◆ Information provided ◆
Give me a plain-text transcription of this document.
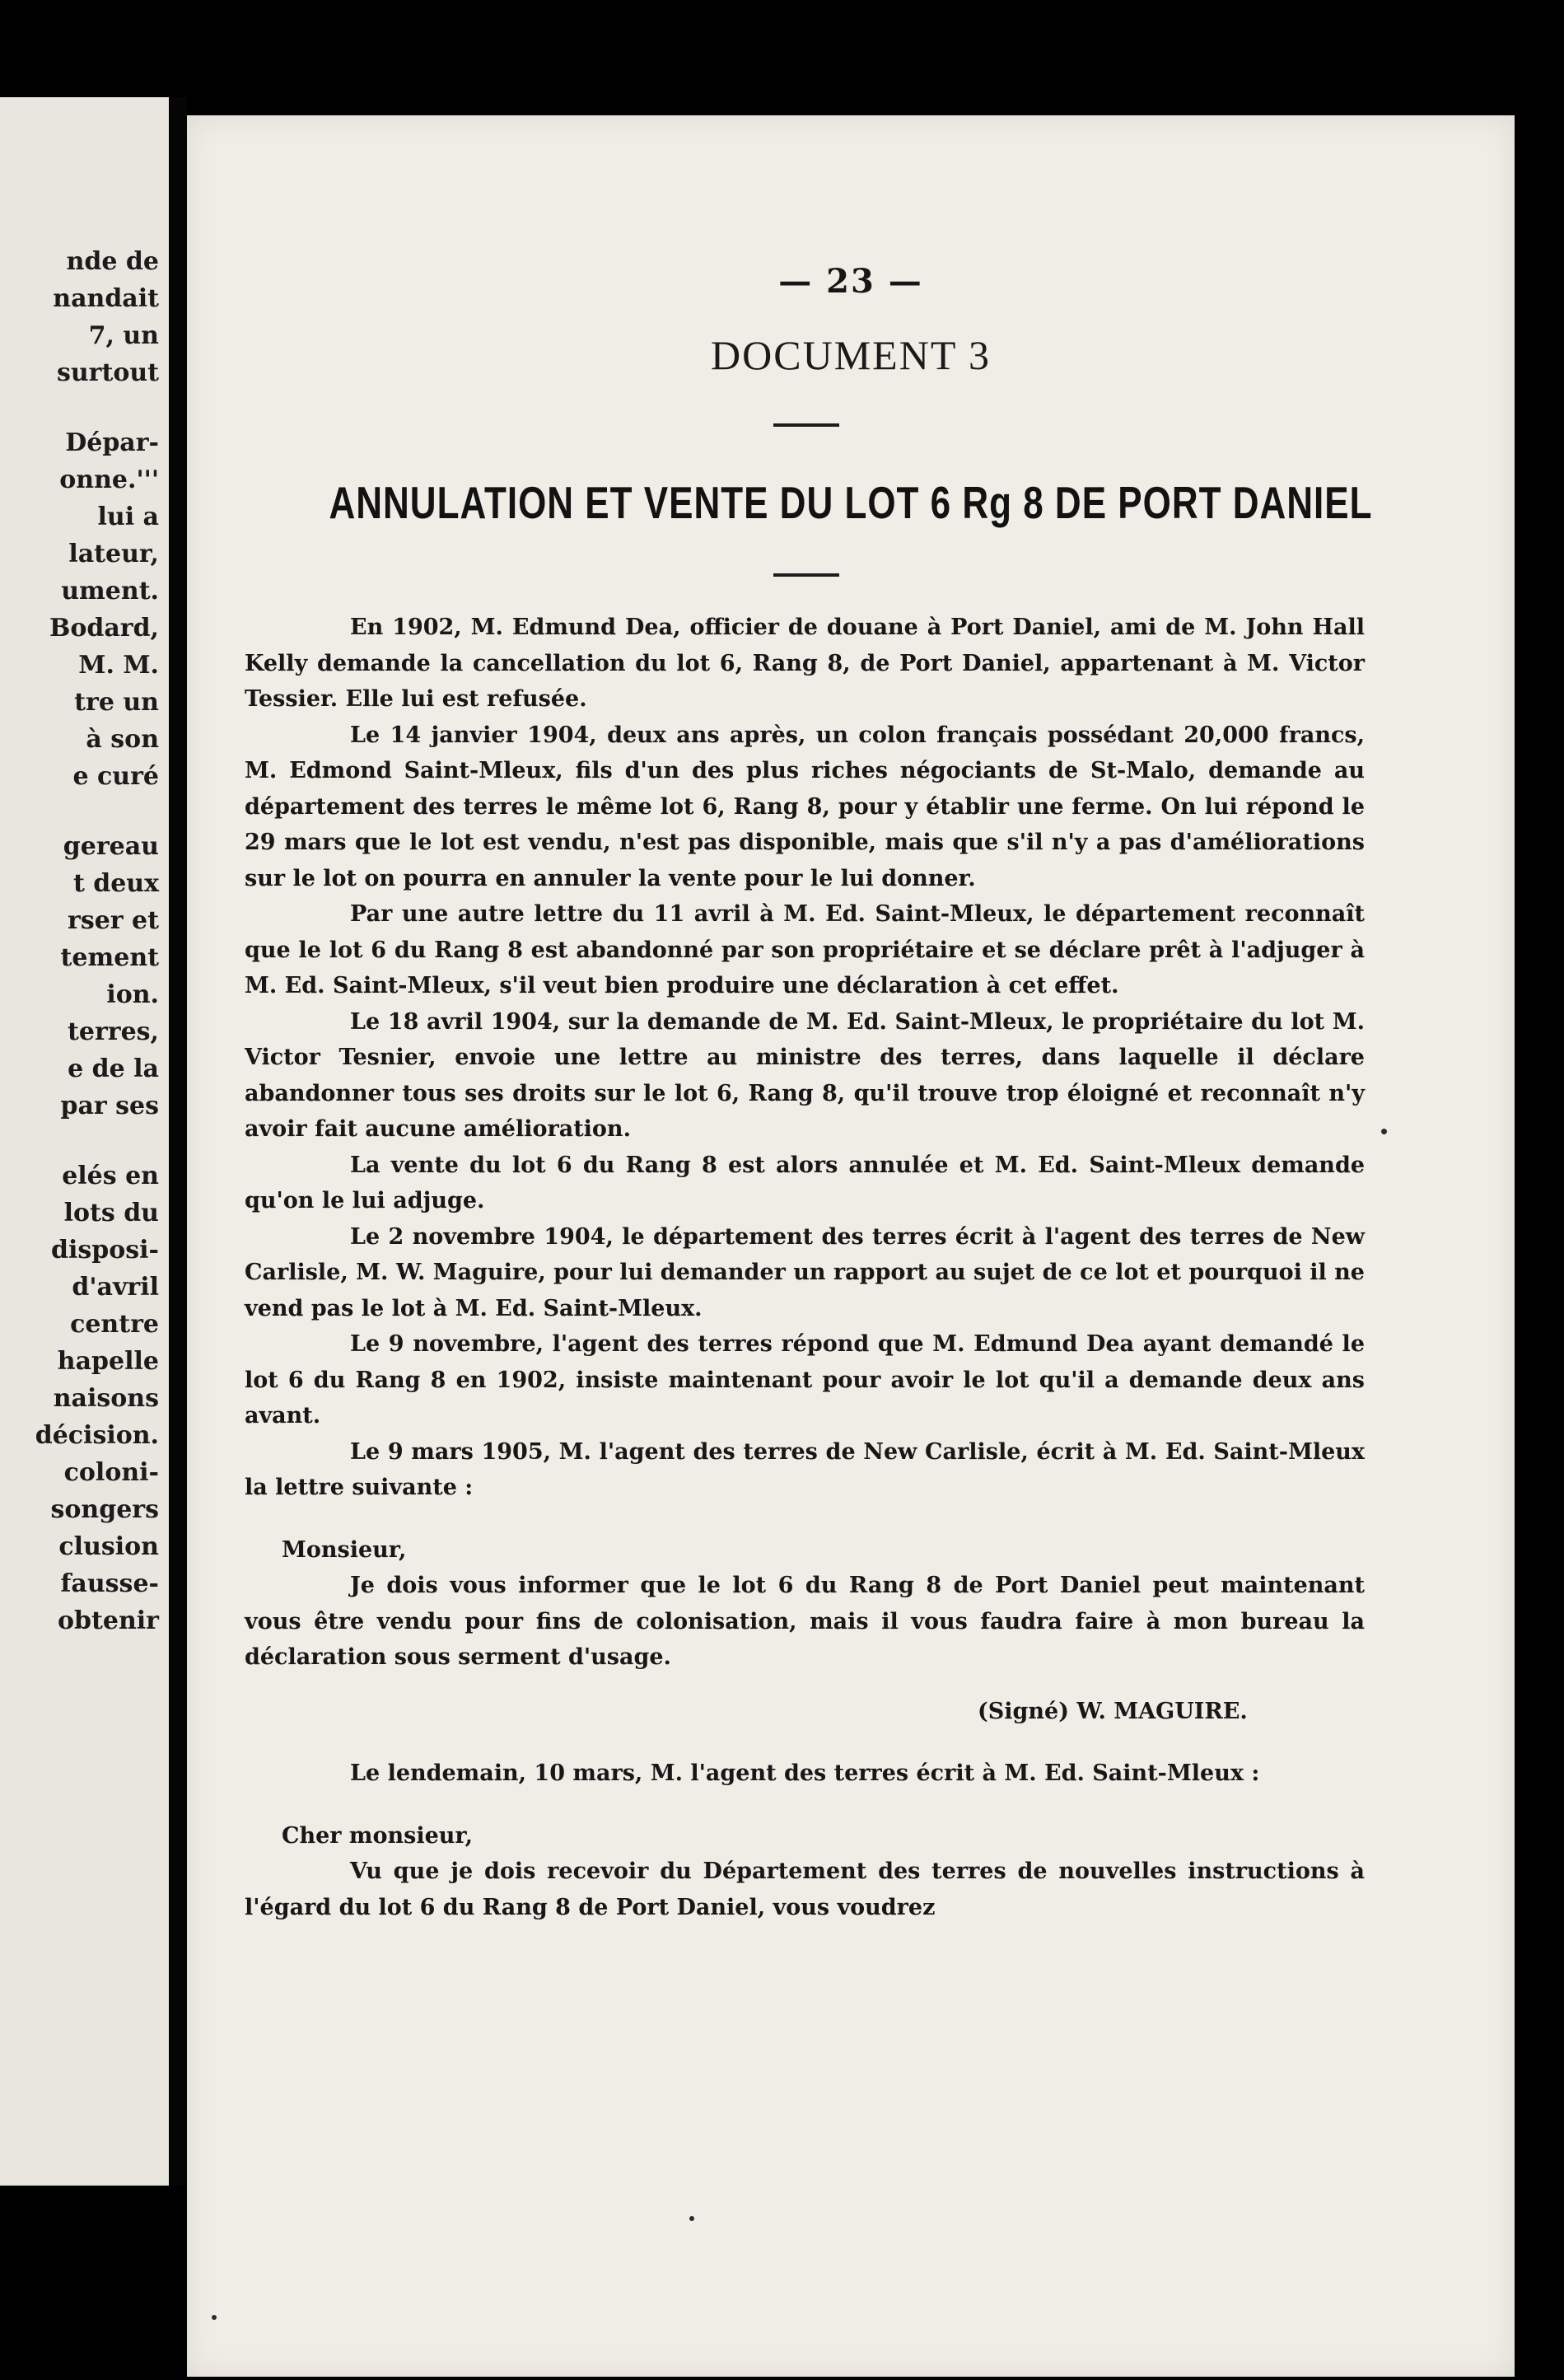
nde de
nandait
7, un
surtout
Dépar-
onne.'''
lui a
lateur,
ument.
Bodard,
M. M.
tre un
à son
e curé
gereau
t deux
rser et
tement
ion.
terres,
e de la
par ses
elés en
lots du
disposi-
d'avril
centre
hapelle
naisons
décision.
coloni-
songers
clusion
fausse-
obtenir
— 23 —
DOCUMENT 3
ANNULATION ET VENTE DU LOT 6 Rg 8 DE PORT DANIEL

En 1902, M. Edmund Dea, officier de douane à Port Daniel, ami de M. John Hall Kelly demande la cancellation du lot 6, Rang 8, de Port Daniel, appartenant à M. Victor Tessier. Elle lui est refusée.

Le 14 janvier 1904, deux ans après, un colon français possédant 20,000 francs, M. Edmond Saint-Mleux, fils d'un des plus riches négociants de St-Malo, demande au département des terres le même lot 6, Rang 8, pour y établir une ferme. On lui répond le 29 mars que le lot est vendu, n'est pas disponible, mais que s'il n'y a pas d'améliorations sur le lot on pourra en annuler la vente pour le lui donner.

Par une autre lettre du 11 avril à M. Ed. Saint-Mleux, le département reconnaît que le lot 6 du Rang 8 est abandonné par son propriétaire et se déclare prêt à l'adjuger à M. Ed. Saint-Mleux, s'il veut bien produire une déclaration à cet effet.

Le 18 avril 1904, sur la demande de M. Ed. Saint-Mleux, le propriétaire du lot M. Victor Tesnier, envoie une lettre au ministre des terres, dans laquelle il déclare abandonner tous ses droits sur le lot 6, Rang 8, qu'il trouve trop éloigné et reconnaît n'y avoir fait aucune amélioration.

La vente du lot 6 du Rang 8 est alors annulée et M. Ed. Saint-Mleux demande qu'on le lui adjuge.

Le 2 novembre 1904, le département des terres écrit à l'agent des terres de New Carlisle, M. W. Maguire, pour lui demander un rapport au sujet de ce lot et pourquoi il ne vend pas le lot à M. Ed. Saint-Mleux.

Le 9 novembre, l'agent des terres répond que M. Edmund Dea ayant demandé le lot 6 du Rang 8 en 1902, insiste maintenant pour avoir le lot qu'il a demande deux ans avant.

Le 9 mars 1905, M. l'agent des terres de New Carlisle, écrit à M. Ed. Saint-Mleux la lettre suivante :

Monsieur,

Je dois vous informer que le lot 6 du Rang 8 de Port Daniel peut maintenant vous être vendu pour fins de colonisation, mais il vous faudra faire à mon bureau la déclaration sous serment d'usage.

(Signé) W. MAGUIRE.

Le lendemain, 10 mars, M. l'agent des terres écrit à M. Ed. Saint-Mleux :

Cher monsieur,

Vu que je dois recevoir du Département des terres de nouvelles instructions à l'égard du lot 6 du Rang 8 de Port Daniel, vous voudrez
==
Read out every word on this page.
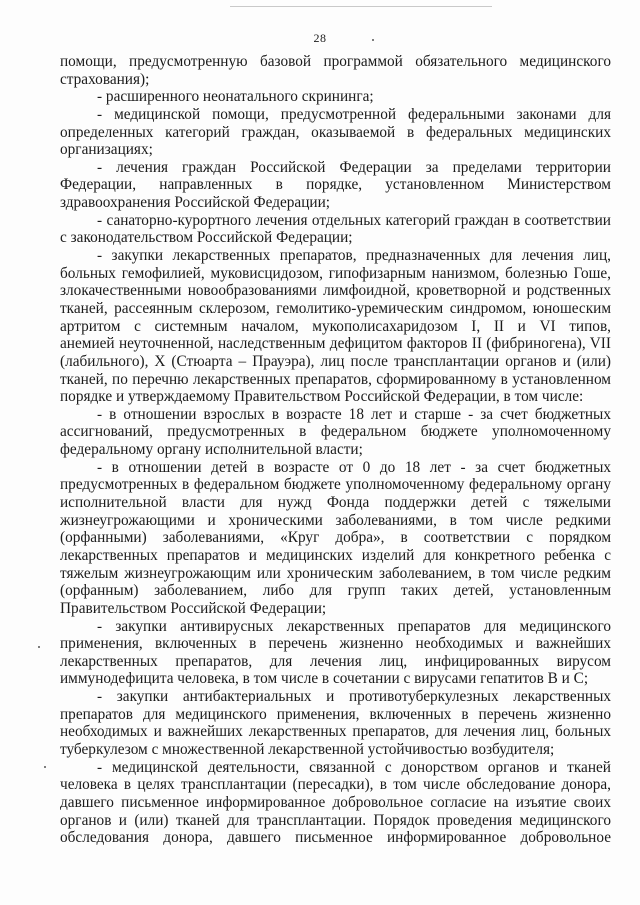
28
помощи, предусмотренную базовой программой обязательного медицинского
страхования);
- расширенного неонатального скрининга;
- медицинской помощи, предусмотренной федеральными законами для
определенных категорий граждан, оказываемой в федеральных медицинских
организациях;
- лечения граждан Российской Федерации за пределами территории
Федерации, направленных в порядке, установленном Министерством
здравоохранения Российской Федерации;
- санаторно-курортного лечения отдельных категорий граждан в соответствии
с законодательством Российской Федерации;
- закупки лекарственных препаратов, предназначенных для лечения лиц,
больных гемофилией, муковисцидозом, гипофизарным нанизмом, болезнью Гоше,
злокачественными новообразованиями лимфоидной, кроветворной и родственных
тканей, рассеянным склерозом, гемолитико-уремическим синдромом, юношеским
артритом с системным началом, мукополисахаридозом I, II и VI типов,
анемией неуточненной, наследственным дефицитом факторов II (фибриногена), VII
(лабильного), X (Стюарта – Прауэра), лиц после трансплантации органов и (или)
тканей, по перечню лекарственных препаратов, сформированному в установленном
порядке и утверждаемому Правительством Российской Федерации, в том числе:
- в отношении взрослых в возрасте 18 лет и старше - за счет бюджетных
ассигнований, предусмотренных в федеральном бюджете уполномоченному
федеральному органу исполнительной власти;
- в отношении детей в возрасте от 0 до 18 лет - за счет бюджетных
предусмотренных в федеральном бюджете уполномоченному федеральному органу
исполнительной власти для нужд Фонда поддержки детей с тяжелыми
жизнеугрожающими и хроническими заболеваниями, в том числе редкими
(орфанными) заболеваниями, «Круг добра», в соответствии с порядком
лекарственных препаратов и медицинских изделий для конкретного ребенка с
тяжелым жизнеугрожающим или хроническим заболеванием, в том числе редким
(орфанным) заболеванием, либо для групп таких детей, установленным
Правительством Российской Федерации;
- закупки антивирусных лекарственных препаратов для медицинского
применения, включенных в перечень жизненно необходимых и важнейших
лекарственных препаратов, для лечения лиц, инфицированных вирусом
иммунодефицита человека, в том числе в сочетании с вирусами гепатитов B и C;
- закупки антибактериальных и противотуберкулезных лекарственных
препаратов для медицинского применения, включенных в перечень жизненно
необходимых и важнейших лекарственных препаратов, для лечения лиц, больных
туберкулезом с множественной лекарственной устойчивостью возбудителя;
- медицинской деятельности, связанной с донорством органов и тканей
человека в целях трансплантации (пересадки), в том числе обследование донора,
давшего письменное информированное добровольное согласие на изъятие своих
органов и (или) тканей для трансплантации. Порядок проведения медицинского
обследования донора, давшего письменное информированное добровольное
---
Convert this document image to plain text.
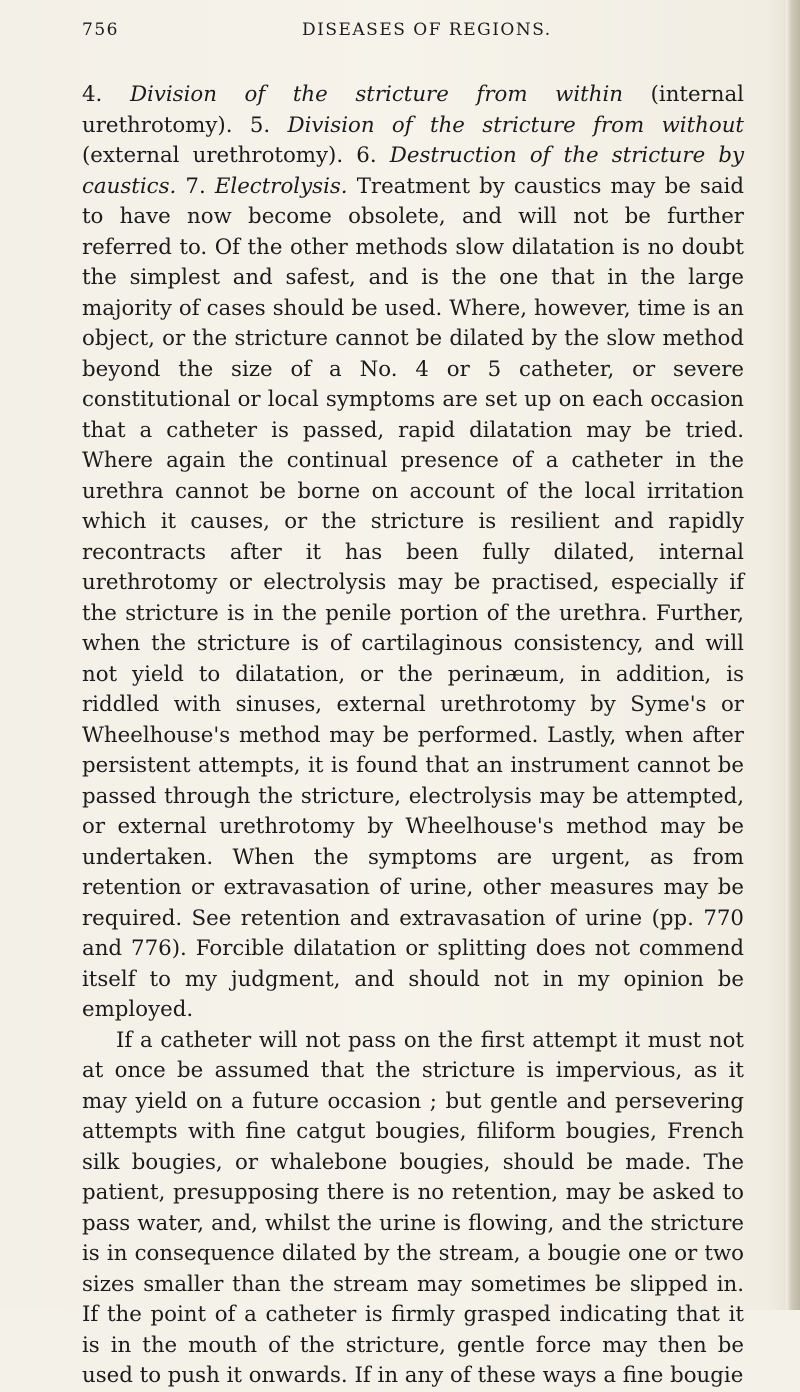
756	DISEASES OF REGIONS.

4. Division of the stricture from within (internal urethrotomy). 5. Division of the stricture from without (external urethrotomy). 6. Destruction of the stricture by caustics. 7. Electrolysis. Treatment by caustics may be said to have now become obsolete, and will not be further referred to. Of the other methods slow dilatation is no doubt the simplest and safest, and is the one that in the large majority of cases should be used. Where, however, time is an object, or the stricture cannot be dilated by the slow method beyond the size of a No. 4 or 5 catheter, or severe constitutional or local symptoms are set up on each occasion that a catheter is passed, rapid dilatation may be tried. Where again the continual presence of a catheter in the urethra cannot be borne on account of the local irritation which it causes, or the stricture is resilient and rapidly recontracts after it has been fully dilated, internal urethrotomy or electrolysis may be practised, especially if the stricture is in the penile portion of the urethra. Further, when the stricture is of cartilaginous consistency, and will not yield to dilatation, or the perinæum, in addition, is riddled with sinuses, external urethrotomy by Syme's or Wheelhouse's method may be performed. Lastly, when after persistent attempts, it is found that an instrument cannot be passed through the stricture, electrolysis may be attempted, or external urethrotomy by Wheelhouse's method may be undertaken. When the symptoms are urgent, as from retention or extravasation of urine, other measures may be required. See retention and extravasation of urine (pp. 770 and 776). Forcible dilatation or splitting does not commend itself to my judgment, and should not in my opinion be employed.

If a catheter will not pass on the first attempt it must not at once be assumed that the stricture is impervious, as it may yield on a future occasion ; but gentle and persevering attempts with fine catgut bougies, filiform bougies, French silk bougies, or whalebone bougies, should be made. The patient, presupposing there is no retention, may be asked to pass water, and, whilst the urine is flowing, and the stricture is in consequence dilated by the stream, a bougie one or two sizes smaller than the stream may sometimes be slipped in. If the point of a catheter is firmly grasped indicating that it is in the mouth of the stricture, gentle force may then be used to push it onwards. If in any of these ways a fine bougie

◆ What you need to do ◆
Copy every line that includes the string "this" from the material above.

◆ Expected output ◆
Give me a plain-text transcription of this document.
Read out every word on this page.
Convert this document image to plain text.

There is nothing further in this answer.